▸ **What is being asked**:
Extract the entries in their exact form.

Data listing

+ + + + + + +

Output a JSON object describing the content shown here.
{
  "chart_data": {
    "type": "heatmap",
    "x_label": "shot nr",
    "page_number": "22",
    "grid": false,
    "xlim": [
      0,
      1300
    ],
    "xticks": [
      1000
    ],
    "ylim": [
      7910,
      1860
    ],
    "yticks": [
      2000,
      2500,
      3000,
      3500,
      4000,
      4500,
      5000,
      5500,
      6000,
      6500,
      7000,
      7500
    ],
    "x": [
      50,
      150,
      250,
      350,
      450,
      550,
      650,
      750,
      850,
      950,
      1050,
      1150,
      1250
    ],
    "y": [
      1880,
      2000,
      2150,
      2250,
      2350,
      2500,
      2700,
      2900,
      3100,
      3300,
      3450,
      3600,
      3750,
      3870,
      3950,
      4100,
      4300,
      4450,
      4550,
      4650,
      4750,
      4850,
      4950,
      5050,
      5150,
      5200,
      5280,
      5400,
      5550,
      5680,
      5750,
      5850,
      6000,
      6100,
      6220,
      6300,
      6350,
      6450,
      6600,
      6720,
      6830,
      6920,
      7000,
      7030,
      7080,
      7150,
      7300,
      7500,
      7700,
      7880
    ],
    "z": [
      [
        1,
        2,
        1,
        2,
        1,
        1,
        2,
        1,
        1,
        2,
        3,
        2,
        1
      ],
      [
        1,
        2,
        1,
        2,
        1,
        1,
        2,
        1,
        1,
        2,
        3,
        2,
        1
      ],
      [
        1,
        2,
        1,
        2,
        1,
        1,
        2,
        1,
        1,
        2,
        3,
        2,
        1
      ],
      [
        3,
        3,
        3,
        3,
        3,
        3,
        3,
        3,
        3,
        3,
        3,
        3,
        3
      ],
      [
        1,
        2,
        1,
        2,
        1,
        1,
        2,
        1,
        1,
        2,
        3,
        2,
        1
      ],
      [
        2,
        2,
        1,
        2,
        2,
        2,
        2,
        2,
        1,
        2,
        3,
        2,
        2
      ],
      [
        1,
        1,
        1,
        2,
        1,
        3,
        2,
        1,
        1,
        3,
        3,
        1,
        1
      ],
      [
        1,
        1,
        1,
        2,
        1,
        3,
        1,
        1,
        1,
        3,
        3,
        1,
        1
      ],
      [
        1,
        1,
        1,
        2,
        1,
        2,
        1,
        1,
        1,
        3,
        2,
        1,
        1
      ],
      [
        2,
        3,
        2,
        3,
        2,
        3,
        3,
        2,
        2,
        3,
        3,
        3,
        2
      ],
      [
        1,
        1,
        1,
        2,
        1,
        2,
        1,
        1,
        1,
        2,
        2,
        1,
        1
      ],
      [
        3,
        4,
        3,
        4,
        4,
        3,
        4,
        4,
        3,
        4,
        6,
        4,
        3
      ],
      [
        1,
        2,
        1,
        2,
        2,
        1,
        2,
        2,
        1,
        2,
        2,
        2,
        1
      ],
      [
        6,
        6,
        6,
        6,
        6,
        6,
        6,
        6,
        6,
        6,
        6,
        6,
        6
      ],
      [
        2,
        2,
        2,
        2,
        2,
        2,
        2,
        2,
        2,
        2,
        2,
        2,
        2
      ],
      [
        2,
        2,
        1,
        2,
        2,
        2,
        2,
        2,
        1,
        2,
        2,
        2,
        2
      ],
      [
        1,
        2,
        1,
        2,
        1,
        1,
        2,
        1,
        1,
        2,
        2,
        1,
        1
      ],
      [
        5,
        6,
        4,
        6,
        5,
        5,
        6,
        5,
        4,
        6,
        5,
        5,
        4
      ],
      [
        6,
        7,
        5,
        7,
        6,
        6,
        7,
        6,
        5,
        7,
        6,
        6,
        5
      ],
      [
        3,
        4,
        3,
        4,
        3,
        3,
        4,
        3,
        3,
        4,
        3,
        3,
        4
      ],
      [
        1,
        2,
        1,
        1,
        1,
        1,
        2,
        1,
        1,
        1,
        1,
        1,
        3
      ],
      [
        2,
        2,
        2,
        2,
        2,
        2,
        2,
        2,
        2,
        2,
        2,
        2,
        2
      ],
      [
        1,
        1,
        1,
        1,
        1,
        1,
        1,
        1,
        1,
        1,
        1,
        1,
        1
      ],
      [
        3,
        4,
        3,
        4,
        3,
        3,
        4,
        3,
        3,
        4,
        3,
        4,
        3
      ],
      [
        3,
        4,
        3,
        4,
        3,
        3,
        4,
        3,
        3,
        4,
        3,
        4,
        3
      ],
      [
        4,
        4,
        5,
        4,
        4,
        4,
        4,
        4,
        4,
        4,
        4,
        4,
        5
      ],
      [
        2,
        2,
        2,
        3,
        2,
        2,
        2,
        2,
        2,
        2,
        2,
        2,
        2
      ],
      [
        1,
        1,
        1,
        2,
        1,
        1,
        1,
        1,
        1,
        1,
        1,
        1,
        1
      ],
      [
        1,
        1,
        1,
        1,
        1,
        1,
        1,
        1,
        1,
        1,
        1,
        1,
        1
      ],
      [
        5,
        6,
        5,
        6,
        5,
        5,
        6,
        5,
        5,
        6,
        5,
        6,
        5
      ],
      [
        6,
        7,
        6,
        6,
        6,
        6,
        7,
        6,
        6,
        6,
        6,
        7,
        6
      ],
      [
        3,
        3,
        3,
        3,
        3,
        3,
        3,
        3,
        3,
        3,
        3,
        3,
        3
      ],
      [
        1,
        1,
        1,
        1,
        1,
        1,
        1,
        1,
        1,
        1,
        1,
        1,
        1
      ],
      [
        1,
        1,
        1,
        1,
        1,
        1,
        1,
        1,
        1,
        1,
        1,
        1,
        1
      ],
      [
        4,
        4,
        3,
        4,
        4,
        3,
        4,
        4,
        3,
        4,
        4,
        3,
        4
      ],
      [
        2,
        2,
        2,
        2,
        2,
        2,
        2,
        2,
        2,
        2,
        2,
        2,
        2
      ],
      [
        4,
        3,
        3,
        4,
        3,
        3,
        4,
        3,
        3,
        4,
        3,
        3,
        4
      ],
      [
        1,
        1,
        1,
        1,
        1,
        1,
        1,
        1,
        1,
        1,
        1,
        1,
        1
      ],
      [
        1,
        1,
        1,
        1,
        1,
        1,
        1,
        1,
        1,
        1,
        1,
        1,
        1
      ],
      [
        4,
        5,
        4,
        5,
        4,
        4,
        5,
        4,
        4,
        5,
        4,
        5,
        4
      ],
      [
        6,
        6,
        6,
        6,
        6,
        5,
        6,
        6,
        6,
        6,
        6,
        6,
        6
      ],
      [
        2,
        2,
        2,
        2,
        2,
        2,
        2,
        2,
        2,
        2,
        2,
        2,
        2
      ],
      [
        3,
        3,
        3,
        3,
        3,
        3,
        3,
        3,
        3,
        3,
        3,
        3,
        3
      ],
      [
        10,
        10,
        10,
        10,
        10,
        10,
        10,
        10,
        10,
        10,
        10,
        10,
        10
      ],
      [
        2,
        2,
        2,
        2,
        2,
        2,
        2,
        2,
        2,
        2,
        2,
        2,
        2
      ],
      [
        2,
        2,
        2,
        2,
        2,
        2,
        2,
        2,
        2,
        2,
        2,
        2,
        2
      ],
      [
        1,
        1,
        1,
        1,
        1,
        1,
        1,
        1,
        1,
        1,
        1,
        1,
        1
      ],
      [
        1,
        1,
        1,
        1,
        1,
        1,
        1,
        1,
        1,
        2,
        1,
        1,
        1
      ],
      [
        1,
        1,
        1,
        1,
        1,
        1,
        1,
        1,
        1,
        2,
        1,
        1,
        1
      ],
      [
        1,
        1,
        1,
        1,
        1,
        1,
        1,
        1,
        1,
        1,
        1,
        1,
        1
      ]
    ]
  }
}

+ + + + + + +

▸ **Exercise output**:
Output a JSON object describing the content shown here.
{
  "chart_data": {
    "type": "heatmap",
    "x_label": "shot nr",
    "page_number": "22",
    "grid": false,
    "xlim": [
      0,
      1300
    ],
    "xticks": [
      1000
    ],
    "ylim": [
      7910,
      1860
    ],
    "yticks": [
      2000,
      2500,
      3000,
      3500,
      4000,
      4500,
      5000,
      5500,
      6000,
      6500,
      7000,
      7500
    ],
    "x": [
      50,
      150,
      250,
      350,
      450,
      550,
      650,
      750,
      850,
      950,
      1050,
      1150,
      1250
    ],
    "y": [
      1880,
      2000,
      2150,
      2250,
      2350,
      2500,
      2700,
      2900,
      3100,
      3300,
      3450,
      3600,
      3750,
      3870,
      3950,
      4100,
      4300,
      4450,
      4550,
      4650,
      4750,
      4850,
      4950,
      5050,
      5150,
      5200,
      5280,
      5400,
      5550,
      5680,
      5750,
      5850,
      6000,
      6100,
      6220,
      6300,
      6350,
      6450,
      6600,
      6720,
      6830,
      6920,
      7000,
      7030,
      7080,
      7150,
      7300,
      7500,
      7700,
      7880
    ],
    "z": [
      [
        1,
        2,
        1,
        2,
        1,
        1,
        2,
        1,
        1,
        2,
        3,
        2,
        1
      ],
      [
        1,
        2,
        1,
        2,
        1,
        1,
        2,
        1,
        1,
        2,
        3,
        2,
        1
      ],
      [
        1,
        2,
        1,
        2,
        1,
        1,
        2,
        1,
        1,
        2,
        3,
        2,
        1
      ],
      [
        3,
        3,
        3,
        3,
        3,
        3,
        3,
        3,
        3,
        3,
        3,
        3,
        3
      ],
      [
        1,
        2,
        1,
        2,
        1,
        1,
        2,
        1,
        1,
        2,
        3,
        2,
        1
      ],
      [
        2,
        2,
        1,
        2,
        2,
        2,
        2,
        2,
        1,
        2,
        3,
        2,
        2
      ],
      [
        1,
        1,
        1,
        2,
        1,
        3,
        2,
        1,
        1,
        3,
        3,
        1,
        1
      ],
      [
        1,
        1,
        1,
        2,
        1,
        3,
        1,
        1,
        1,
        3,
        3,
        1,
        1
      ],
      [
        1,
        1,
        1,
        2,
        1,
        2,
        1,
        1,
        1,
        3,
        2,
        1,
        1
      ],
      [
        2,
        3,
        2,
        3,
        2,
        3,
        3,
        2,
        2,
        3,
        3,
        3,
        2
      ],
      [
        1,
        1,
        1,
        2,
        1,
        2,
        1,
        1,
        1,
        2,
        2,
        1,
        1
      ],
      [
        3,
        4,
        3,
        4,
        4,
        3,
        4,
        4,
        3,
        4,
        6,
        4,
        3
      ],
      [
        1,
        2,
        1,
        2,
        2,
        1,
        2,
        2,
        1,
        2,
        2,
        2,
        1
      ],
      [
        6,
        6,
        6,
        6,
        6,
        6,
        6,
        6,
        6,
        6,
        6,
        6,
        6
      ],
      [
        2,
        2,
        2,
        2,
        2,
        2,
        2,
        2,
        2,
        2,
        2,
        2,
        2
      ],
      [
        2,
        2,
        1,
        2,
        2,
        2,
        2,
        2,
        1,
        2,
        2,
        2,
        2
      ],
      [
        1,
        2,
        1,
        2,
        1,
        1,
        2,
        1,
        1,
        2,
        2,
        1,
        1
      ],
      [
        5,
        6,
        4,
        6,
        5,
        5,
        6,
        5,
        4,
        6,
        5,
        5,
        4
      ],
      [
        6,
        7,
        5,
        7,
        6,
        6,
        7,
        6,
        5,
        7,
        6,
        6,
        5
      ],
      [
        3,
        4,
        3,
        4,
        3,
        3,
        4,
        3,
        3,
        4,
        3,
        3,
        4
      ],
      [
        1,
        2,
        1,
        1,
        1,
        1,
        2,
        1,
        1,
        1,
        1,
        1,
        3
      ],
      [
        2,
        2,
        2,
        2,
        2,
        2,
        2,
        2,
        2,
        2,
        2,
        2,
        2
      ],
      [
        1,
        1,
        1,
        1,
        1,
        1,
        1,
        1,
        1,
        1,
        1,
        1,
        1
      ],
      [
        3,
        4,
        3,
        4,
        3,
        3,
        4,
        3,
        3,
        4,
        3,
        4,
        3
      ],
      [
        3,
        4,
        3,
        4,
        3,
        3,
        4,
        3,
        3,
        4,
        3,
        4,
        3
      ],
      [
        4,
        4,
        5,
        4,
        4,
        4,
        4,
        4,
        4,
        4,
        4,
        4,
        5
      ],
      [
        2,
        2,
        2,
        3,
        2,
        2,
        2,
        2,
        2,
        2,
        2,
        2,
        2
      ],
      [
        1,
        1,
        1,
        2,
        1,
        1,
        1,
        1,
        1,
        1,
        1,
        1,
        1
      ],
      [
        1,
        1,
        1,
        1,
        1,
        1,
        1,
        1,
        1,
        1,
        1,
        1,
        1
      ],
      [
        5,
        6,
        5,
        6,
        5,
        5,
        6,
        5,
        5,
        6,
        5,
        6,
        5
      ],
      [
        6,
        7,
        6,
        6,
        6,
        6,
        7,
        6,
        6,
        6,
        6,
        7,
        6
      ],
      [
        3,
        3,
        3,
        3,
        3,
        3,
        3,
        3,
        3,
        3,
        3,
        3,
        3
      ],
      [
        1,
        1,
        1,
        1,
        1,
        1,
        1,
        1,
        1,
        1,
        1,
        1,
        1
      ],
      [
        1,
        1,
        1,
        1,
        1,
        1,
        1,
        1,
        1,
        1,
        1,
        1,
        1
      ],
      [
        4,
        4,
        3,
        4,
        4,
        3,
        4,
        4,
        3,
        4,
        4,
        3,
        4
      ],
      [
        2,
        2,
        2,
        2,
        2,
        2,
        2,
        2,
        2,
        2,
        2,
        2,
        2
      ],
      [
        4,
        3,
        3,
        4,
        3,
        3,
        4,
        3,
        3,
        4,
        3,
        3,
        4
      ],
      [
        1,
        1,
        1,
        1,
        1,
        1,
        1,
        1,
        1,
        1,
        1,
        1,
        1
      ],
      [
        1,
        1,
        1,
        1,
        1,
        1,
        1,
        1,
        1,
        1,
        1,
        1,
        1
      ],
      [
        4,
        5,
        4,
        5,
        4,
        4,
        5,
        4,
        4,
        5,
        4,
        5,
        4
      ],
      [
        6,
        6,
        6,
        6,
        6,
        5,
        6,
        6,
        6,
        6,
        6,
        6,
        6
      ],
      [
        2,
        2,
        2,
        2,
        2,
        2,
        2,
        2,
        2,
        2,
        2,
        2,
        2
      ],
      [
        3,
        3,
        3,
        3,
        3,
        3,
        3,
        3,
        3,
        3,
        3,
        3,
        3
      ],
      [
        10,
        10,
        10,
        10,
        10,
        10,
        10,
        10,
        10,
        10,
        10,
        10,
        10
      ],
      [
        2,
        2,
        2,
        2,
        2,
        2,
        2,
        2,
        2,
        2,
        2,
        2,
        2
      ],
      [
        2,
        2,
        2,
        2,
        2,
        2,
        2,
        2,
        2,
        2,
        2,
        2,
        2
      ],
      [
        1,
        1,
        1,
        1,
        1,
        1,
        1,
        1,
        1,
        1,
        1,
        1,
        1
      ],
      [
        1,
        1,
        1,
        1,
        1,
        1,
        1,
        1,
        1,
        2,
        1,
        1,
        1
      ],
      [
        1,
        1,
        1,
        1,
        1,
        1,
        1,
        1,
        1,
        2,
        1,
        1,
        1
      ],
      [
        1,
        1,
        1,
        1,
        1,
        1,
        1,
        1,
        1,
        1,
        1,
        1,
        1
      ]
    ]
  }
}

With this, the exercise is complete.